## Start Excerpted records

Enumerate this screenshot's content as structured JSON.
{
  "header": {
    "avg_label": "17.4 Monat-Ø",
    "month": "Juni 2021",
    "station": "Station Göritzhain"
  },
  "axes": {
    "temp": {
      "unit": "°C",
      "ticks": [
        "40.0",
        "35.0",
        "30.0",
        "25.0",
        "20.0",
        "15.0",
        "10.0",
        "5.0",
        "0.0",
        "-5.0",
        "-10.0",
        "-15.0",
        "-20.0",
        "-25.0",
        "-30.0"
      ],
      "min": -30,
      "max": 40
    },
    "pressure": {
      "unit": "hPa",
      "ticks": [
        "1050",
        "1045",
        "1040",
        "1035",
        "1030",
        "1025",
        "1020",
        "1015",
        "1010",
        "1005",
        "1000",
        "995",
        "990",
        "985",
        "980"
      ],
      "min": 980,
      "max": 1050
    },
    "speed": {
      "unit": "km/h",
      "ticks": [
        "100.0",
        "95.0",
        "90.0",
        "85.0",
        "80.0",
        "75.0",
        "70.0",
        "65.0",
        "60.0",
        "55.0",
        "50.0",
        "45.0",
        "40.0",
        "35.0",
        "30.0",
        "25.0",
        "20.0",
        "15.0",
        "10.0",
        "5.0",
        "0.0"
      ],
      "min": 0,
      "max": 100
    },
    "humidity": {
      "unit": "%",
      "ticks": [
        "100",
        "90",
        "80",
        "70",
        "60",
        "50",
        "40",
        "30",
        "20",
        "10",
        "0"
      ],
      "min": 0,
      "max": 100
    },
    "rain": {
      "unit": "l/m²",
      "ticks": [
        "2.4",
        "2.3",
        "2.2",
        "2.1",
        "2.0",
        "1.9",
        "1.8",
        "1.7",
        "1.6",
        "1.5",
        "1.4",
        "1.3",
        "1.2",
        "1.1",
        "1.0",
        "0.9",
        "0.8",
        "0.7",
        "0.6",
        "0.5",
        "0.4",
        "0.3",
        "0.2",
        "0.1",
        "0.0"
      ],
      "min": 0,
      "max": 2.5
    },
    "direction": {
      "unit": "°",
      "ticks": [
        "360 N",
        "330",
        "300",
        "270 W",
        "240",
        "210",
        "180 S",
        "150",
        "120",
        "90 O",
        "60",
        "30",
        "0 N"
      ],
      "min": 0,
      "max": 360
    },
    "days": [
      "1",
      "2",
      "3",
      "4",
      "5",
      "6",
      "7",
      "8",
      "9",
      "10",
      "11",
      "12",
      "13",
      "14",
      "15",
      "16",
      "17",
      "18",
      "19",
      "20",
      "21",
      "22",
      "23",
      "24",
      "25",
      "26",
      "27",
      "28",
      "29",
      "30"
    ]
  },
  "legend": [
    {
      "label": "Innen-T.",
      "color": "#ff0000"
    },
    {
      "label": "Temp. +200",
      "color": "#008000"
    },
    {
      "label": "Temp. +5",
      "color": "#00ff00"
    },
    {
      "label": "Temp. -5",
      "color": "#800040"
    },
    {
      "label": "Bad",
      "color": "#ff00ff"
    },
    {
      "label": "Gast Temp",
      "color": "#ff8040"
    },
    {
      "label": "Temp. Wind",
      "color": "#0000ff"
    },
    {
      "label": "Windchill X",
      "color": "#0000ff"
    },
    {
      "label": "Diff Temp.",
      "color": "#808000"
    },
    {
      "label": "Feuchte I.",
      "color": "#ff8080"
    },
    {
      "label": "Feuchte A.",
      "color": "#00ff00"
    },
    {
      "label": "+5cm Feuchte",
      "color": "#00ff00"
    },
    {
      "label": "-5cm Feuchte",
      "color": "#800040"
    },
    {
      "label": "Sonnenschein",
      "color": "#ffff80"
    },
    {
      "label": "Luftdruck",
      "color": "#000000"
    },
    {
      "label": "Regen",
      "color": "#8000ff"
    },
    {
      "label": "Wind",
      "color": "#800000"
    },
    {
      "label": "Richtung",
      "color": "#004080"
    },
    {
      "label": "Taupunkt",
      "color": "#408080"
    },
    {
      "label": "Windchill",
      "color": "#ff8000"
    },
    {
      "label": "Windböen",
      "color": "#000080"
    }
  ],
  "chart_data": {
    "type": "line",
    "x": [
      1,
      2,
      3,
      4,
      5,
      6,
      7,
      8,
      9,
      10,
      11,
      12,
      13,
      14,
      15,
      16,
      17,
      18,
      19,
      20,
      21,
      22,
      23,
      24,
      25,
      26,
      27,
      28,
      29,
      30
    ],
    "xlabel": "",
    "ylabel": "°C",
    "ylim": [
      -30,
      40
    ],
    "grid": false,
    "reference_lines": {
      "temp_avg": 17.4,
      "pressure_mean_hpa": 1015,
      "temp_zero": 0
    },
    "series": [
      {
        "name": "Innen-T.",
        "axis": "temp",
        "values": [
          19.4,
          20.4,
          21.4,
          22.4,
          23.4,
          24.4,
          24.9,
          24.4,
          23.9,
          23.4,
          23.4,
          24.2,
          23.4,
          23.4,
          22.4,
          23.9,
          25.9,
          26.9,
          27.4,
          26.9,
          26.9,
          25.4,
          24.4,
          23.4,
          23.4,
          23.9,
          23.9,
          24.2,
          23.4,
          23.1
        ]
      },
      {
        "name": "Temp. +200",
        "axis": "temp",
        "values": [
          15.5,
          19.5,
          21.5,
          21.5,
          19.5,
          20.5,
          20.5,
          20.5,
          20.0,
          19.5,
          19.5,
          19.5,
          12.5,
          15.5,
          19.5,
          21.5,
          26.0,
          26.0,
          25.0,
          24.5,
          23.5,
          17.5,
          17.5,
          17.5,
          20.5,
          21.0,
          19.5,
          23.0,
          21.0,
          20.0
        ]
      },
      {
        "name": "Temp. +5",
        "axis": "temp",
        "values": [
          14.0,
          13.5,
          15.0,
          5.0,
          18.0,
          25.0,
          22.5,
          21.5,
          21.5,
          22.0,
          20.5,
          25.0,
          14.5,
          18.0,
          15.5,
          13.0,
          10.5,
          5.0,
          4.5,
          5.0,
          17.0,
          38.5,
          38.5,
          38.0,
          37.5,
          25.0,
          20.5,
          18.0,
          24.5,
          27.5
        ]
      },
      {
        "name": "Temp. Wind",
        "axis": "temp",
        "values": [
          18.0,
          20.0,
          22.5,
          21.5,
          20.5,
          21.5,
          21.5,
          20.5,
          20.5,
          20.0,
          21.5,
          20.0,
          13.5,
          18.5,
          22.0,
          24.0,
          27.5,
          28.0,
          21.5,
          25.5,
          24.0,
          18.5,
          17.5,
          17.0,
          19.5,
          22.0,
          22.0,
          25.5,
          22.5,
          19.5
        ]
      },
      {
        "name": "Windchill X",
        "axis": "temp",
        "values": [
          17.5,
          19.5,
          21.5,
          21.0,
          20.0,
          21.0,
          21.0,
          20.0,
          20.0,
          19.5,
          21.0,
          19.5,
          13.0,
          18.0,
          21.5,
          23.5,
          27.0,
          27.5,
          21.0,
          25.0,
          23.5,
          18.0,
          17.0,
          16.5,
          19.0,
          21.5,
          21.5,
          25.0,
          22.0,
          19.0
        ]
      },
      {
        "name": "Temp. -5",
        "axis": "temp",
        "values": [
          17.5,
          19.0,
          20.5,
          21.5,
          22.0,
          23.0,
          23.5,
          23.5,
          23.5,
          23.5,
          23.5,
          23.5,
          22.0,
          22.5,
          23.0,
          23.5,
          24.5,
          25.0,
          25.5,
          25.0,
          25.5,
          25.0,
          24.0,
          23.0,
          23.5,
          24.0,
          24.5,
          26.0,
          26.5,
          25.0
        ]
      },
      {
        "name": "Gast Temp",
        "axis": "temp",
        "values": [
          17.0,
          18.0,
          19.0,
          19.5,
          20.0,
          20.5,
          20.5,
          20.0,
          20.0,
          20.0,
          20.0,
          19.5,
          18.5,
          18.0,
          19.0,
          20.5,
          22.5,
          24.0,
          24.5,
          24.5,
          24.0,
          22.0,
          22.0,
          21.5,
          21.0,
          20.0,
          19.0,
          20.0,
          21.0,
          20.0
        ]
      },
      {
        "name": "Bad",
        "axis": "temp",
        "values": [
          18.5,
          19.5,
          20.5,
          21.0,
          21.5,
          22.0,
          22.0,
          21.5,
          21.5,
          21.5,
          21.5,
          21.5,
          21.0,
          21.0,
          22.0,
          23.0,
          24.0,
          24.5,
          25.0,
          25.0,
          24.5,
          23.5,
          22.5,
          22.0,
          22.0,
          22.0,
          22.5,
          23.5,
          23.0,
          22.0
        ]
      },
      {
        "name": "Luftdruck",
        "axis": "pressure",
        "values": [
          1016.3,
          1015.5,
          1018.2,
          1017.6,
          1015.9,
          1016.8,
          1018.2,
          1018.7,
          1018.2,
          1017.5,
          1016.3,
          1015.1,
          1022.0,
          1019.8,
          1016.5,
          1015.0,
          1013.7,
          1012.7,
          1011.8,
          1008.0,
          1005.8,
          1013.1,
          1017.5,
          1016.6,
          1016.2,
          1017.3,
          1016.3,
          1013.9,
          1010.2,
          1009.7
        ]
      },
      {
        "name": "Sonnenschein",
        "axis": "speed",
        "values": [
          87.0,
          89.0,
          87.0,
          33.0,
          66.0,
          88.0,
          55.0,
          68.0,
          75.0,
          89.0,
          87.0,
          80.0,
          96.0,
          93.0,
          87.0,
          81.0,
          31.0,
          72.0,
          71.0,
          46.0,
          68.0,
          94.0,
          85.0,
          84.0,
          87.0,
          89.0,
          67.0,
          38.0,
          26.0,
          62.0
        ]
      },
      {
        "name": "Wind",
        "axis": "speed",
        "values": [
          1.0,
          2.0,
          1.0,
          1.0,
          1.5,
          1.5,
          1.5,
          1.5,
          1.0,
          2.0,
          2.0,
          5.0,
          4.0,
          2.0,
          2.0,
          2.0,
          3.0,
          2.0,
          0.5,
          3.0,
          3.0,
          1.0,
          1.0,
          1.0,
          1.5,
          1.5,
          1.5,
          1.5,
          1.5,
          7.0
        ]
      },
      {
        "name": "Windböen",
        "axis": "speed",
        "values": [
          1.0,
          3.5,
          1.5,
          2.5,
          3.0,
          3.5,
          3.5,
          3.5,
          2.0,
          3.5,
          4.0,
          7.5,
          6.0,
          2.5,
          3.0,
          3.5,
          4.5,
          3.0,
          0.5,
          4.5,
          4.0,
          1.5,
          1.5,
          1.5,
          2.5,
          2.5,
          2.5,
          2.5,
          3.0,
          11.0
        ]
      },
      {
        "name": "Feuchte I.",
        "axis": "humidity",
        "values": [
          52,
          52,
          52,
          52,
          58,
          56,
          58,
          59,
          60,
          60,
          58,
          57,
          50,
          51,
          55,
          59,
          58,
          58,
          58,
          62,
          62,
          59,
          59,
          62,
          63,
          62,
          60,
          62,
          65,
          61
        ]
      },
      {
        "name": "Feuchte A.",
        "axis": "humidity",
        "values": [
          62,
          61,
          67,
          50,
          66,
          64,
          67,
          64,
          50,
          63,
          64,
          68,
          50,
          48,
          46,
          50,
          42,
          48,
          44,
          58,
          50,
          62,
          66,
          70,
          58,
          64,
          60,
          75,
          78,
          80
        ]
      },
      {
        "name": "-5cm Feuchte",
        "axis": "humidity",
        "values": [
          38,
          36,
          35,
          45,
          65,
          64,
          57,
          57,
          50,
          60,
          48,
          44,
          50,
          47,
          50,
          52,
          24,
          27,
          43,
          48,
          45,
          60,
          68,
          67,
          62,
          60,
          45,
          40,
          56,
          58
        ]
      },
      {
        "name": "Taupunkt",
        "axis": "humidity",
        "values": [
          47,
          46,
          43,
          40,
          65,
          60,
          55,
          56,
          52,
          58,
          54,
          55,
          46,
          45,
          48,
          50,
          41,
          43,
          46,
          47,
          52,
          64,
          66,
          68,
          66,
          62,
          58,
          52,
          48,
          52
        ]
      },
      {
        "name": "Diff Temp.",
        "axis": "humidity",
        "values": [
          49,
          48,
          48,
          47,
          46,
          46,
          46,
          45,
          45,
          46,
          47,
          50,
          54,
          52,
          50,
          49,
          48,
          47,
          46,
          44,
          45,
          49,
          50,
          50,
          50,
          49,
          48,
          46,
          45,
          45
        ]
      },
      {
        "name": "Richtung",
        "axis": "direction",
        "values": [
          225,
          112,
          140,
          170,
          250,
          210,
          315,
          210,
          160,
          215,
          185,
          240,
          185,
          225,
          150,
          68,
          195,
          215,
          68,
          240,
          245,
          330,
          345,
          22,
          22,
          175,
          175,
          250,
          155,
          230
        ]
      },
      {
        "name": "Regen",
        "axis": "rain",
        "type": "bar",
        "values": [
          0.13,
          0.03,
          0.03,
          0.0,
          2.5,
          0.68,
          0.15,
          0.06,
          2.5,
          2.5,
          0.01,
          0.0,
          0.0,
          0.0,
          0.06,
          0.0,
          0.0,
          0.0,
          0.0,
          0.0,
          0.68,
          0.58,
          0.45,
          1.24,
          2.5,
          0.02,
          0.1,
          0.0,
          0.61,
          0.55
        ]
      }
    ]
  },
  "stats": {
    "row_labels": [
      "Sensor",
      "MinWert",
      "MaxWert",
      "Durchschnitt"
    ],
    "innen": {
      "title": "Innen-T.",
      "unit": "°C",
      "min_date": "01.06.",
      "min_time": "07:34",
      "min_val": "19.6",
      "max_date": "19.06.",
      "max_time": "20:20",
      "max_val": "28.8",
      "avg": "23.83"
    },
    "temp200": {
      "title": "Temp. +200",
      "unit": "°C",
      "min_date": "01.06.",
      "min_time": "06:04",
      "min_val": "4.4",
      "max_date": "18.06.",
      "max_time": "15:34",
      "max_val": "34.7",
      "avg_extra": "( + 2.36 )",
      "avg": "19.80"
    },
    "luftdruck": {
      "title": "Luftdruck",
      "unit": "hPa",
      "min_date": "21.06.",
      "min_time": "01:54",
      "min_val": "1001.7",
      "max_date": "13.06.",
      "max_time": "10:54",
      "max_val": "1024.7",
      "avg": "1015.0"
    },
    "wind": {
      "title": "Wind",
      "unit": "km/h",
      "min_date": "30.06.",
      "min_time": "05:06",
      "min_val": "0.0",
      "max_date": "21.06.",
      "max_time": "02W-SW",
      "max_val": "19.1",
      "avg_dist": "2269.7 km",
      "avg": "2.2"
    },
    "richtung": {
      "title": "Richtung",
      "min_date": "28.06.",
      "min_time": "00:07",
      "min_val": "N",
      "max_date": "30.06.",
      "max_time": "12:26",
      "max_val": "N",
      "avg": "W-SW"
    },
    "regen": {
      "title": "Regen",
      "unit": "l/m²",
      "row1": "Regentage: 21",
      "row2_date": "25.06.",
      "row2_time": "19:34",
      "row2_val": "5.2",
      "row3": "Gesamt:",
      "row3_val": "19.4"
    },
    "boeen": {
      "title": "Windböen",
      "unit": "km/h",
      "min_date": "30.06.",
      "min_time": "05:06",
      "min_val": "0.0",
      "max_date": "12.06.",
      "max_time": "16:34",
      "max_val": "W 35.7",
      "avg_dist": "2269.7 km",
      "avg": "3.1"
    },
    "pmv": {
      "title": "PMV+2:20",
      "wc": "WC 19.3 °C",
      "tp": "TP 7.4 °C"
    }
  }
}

## End Excerpted records

Of the lines in the material above, state how many contain the string "Sonnenschein"; give no other text.

2